• **Instructions to follow**:
Of all the lines in the records, how many hold the word "they"? Answer with the number only.

>> Start Data for this task

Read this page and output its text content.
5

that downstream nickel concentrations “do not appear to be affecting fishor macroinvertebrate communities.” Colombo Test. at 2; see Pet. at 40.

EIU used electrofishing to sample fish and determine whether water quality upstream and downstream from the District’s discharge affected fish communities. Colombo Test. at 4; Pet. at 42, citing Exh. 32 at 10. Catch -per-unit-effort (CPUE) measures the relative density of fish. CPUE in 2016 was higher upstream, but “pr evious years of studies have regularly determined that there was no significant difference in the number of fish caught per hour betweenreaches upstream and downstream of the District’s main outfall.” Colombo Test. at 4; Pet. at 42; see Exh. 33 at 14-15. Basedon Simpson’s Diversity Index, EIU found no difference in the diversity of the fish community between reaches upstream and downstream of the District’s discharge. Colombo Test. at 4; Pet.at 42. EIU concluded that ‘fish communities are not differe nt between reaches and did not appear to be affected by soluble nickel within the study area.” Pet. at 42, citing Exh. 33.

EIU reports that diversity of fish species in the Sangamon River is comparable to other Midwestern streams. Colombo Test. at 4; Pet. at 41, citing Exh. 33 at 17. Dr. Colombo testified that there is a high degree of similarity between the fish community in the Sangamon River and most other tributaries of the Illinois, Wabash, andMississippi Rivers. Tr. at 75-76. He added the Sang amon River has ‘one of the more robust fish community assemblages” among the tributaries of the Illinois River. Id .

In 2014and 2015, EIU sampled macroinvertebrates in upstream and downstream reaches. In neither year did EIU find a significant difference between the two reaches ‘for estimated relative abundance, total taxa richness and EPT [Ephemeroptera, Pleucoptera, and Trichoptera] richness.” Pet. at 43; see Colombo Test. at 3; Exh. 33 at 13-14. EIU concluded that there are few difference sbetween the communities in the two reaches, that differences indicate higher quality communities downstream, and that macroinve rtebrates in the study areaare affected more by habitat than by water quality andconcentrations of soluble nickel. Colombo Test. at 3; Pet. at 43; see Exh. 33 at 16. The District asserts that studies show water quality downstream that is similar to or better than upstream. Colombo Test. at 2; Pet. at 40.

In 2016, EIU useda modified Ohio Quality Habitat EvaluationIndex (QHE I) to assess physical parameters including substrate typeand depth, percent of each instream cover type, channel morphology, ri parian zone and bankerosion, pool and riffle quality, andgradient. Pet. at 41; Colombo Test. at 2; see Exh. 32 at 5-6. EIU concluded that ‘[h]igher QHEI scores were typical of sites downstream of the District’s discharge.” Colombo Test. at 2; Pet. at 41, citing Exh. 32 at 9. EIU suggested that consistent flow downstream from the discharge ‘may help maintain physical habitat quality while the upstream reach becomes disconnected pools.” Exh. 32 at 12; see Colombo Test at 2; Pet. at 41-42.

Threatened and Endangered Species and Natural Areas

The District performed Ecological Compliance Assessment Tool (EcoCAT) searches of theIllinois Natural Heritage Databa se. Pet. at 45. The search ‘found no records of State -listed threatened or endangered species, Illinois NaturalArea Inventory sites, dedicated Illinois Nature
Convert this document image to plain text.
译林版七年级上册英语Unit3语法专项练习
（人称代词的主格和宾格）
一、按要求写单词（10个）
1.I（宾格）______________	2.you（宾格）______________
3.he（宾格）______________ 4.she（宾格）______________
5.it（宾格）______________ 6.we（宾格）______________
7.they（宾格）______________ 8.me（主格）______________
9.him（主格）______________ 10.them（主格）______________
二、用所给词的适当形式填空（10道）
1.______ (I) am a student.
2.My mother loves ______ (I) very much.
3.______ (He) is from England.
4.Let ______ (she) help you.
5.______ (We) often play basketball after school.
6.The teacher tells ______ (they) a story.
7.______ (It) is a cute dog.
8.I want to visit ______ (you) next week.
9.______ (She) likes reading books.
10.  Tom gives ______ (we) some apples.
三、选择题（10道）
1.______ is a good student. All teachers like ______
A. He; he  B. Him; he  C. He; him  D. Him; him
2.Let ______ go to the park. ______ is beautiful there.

>> End Data for this task

• **Response**:
2